## RECORDS SHOWN
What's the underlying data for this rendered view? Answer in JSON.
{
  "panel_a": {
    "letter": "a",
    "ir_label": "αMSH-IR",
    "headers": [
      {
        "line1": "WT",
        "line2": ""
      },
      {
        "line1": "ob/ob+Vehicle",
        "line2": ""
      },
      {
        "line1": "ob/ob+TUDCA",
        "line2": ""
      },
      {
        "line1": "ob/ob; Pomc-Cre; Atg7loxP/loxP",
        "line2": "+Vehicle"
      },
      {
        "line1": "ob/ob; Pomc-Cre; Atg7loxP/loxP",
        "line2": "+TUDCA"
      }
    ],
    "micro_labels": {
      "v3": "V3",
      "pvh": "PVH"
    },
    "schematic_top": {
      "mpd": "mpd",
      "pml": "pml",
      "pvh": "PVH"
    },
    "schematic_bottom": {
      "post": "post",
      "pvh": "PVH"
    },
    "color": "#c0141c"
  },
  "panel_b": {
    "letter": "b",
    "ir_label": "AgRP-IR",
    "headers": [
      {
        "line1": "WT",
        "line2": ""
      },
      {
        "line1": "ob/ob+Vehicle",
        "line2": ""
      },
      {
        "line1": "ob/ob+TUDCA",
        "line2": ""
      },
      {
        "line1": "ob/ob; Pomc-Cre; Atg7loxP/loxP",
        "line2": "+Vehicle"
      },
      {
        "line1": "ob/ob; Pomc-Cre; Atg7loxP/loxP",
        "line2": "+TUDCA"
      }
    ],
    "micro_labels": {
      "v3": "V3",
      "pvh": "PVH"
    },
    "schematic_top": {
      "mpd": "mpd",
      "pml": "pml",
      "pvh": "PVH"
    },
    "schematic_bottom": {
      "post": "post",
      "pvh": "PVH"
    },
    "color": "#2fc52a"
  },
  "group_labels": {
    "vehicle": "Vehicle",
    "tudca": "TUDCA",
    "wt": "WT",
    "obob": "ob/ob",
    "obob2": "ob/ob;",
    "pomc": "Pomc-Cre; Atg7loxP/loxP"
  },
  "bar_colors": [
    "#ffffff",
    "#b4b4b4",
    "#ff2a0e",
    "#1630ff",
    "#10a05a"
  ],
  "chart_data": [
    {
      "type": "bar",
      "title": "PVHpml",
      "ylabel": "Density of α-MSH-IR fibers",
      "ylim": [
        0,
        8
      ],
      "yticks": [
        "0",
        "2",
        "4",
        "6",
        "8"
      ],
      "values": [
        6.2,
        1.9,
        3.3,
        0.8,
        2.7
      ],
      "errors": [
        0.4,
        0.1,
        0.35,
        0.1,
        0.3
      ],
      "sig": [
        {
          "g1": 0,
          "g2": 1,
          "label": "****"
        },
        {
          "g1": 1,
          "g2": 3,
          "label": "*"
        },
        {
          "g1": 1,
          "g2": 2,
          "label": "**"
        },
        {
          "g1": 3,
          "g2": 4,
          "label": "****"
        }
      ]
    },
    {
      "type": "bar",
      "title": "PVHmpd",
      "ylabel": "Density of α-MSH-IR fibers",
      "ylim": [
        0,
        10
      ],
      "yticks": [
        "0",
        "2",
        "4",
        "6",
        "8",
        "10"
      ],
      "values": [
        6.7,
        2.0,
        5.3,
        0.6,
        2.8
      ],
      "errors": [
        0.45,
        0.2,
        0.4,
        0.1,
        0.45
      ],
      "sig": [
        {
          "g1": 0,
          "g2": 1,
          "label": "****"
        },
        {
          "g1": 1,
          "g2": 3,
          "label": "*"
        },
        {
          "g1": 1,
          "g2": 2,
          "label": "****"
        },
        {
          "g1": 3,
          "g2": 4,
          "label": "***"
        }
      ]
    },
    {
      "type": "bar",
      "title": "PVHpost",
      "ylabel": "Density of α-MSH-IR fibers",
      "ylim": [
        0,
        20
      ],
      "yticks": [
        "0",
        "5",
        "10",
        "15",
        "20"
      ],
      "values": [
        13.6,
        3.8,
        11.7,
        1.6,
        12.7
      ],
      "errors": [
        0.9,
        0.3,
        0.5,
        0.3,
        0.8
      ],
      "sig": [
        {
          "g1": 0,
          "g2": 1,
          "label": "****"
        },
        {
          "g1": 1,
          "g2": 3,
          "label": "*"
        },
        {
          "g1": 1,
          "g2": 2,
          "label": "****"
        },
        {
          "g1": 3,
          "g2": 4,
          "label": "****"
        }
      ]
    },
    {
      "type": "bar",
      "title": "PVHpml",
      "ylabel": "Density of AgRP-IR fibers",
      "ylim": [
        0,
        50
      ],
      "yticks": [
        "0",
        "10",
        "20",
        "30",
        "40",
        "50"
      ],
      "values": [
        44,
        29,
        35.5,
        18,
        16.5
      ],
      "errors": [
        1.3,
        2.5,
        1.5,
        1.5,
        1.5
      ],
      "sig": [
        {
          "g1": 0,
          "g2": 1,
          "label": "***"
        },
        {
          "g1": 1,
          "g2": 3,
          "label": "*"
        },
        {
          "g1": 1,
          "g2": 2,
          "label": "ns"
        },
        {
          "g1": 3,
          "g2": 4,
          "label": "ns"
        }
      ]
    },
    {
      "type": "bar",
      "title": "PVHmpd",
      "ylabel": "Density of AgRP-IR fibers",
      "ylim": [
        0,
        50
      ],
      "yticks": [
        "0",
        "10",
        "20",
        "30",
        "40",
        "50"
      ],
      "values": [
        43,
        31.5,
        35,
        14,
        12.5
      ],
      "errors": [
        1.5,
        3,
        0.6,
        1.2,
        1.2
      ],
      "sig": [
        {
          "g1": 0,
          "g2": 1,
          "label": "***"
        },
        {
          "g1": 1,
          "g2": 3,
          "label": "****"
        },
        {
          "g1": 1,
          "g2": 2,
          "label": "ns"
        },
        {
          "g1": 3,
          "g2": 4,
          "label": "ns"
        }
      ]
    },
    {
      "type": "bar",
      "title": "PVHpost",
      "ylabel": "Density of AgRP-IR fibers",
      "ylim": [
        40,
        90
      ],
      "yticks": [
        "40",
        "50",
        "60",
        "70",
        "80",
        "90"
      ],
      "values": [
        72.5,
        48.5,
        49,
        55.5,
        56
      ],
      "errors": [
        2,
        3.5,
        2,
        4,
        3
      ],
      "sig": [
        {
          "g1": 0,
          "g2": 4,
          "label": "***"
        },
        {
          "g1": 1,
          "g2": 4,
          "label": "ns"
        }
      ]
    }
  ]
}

## TASK GOAL
Word for word, quote all of the data above.

## ANSWER TO THE EXERCISE
What's the underlying data for this rendered view? Answer in JSON.
{
  "panel_a": {
    "letter": "a",
    "ir_label": "αMSH-IR",
    "headers": [
      {
        "line1": "WT",
        "line2": ""
      },
      {
        "line1": "ob/ob+Vehicle",
        "line2": ""
      },
      {
        "line1": "ob/ob+TUDCA",
        "line2": ""
      },
      {
        "line1": "ob/ob; Pomc-Cre; Atg7loxP/loxP",
        "line2": "+Vehicle"
      },
      {
        "line1": "ob/ob; Pomc-Cre; Atg7loxP/loxP",
        "line2": "+TUDCA"
      }
    ],
    "micro_labels": {
      "v3": "V3",
      "pvh": "PVH"
    },
    "schematic_top": {
      "mpd": "mpd",
      "pml": "pml",
      "pvh": "PVH"
    },
    "schematic_bottom": {
      "post": "post",
      "pvh": "PVH"
    },
    "color": "#c0141c"
  },
  "panel_b": {
    "letter": "b",
    "ir_label": "AgRP-IR",
    "headers": [
      {
        "line1": "WT",
        "line2": ""
      },
      {
        "line1": "ob/ob+Vehicle",
        "line2": ""
      },
      {
        "line1": "ob/ob+TUDCA",
        "line2": ""
      },
      {
        "line1": "ob/ob; Pomc-Cre; Atg7loxP/loxP",
        "line2": "+Vehicle"
      },
      {
        "line1": "ob/ob; Pomc-Cre; Atg7loxP/loxP",
        "line2": "+TUDCA"
      }
    ],
    "micro_labels": {
      "v3": "V3",
      "pvh": "PVH"
    },
    "schematic_top": {
      "mpd": "mpd",
      "pml": "pml",
      "pvh": "PVH"
    },
    "schematic_bottom": {
      "post": "post",
      "pvh": "PVH"
    },
    "color": "#2fc52a"
  },
  "group_labels": {
    "vehicle": "Vehicle",
    "tudca": "TUDCA",
    "wt": "WT",
    "obob": "ob/ob",
    "obob2": "ob/ob;",
    "pomc": "Pomc-Cre; Atg7loxP/loxP"
  },
  "bar_colors": [
    "#ffffff",
    "#b4b4b4",
    "#ff2a0e",
    "#1630ff",
    "#10a05a"
  ],
  "chart_data": [
    {
      "type": "bar",
      "title": "PVHpml",
      "ylabel": "Density of α-MSH-IR fibers",
      "ylim": [
        0,
        8
      ],
      "yticks": [
        "0",
        "2",
        "4",
        "6",
        "8"
      ],
      "values": [
        6.2,
        1.9,
        3.3,
        0.8,
        2.7
      ],
      "errors": [
        0.4,
        0.1,
        0.35,
        0.1,
        0.3
      ],
      "sig": [
        {
          "g1": 0,
          "g2": 1,
          "label": "****"
        },
        {
          "g1": 1,
          "g2": 3,
          "label": "*"
        },
        {
          "g1": 1,
          "g2": 2,
          "label": "**"
        },
        {
          "g1": 3,
          "g2": 4,
          "label": "****"
        }
      ]
    },
    {
      "type": "bar",
      "title": "PVHmpd",
      "ylabel": "Density of α-MSH-IR fibers",
      "ylim": [
        0,
        10
      ],
      "yticks": [
        "0",
        "2",
        "4",
        "6",
        "8",
        "10"
      ],
      "values": [
        6.7,
        2.0,
        5.3,
        0.6,
        2.8
      ],
      "errors": [
        0.45,
        0.2,
        0.4,
        0.1,
        0.45
      ],
      "sig": [
        {
          "g1": 0,
          "g2": 1,
          "label": "****"
        },
        {
          "g1": 1,
          "g2": 3,
          "label": "*"
        },
        {
          "g1": 1,
          "g2": 2,
          "label": "****"
        },
        {
          "g1": 3,
          "g2": 4,
          "label": "***"
        }
      ]
    },
    {
      "type": "bar",
      "title": "PVHpost",
      "ylabel": "Density of α-MSH-IR fibers",
      "ylim": [
        0,
        20
      ],
      "yticks": [
        "0",
        "5",
        "10",
        "15",
        "20"
      ],
      "values": [
        13.6,
        3.8,
        11.7,
        1.6,
        12.7
      ],
      "errors": [
        0.9,
        0.3,
        0.5,
        0.3,
        0.8
      ],
      "sig": [
        {
          "g1": 0,
          "g2": 1,
          "label": "****"
        },
        {
          "g1": 1,
          "g2": 3,
          "label": "*"
        },
        {
          "g1": 1,
          "g2": 2,
          "label": "****"
        },
        {
          "g1": 3,
          "g2": 4,
          "label": "****"
        }
      ]
    },
    {
      "type": "bar",
      "title": "PVHpml",
      "ylabel": "Density of AgRP-IR fibers",
      "ylim": [
        0,
        50
      ],
      "yticks": [
        "0",
        "10",
        "20",
        "30",
        "40",
        "50"
      ],
      "values": [
        44,
        29,
        35.5,
        18,
        16.5
      ],
      "errors": [
        1.3,
        2.5,
        1.5,
        1.5,
        1.5
      ],
      "sig": [
        {
          "g1": 0,
          "g2": 1,
          "label": "***"
        },
        {
          "g1": 1,
          "g2": 3,
          "label": "*"
        },
        {
          "g1": 1,
          "g2": 2,
          "label": "ns"
        },
        {
          "g1": 3,
          "g2": 4,
          "label": "ns"
        }
      ]
    },
    {
      "type": "bar",
      "title": "PVHmpd",
      "ylabel": "Density of AgRP-IR fibers",
      "ylim": [
        0,
        50
      ],
      "yticks": [
        "0",
        "10",
        "20",
        "30",
        "40",
        "50"
      ],
      "values": [
        43,
        31.5,
        35,
        14,
        12.5
      ],
      "errors": [
        1.5,
        3,
        0.6,
        1.2,
        1.2
      ],
      "sig": [
        {
          "g1": 0,
          "g2": 1,
          "label": "***"
        },
        {
          "g1": 1,
          "g2": 3,
          "label": "****"
        },
        {
          "g1": 1,
          "g2": 2,
          "label": "ns"
        },
        {
          "g1": 3,
          "g2": 4,
          "label": "ns"
        }
      ]
    },
    {
      "type": "bar",
      "title": "PVHpost",
      "ylabel": "Density of AgRP-IR fibers",
      "ylim": [
        40,
        90
      ],
      "yticks": [
        "40",
        "50",
        "60",
        "70",
        "80",
        "90"
      ],
      "values": [
        72.5,
        48.5,
        49,
        55.5,
        56
      ],
      "errors": [
        2,
        3.5,
        2,
        4,
        3
      ],
      "sig": [
        {
          "g1": 0,
          "g2": 4,
          "label": "***"
        },
        {
          "g1": 1,
          "g2": 4,
          "label": "ns"
        }
      ]
    }
  ]
}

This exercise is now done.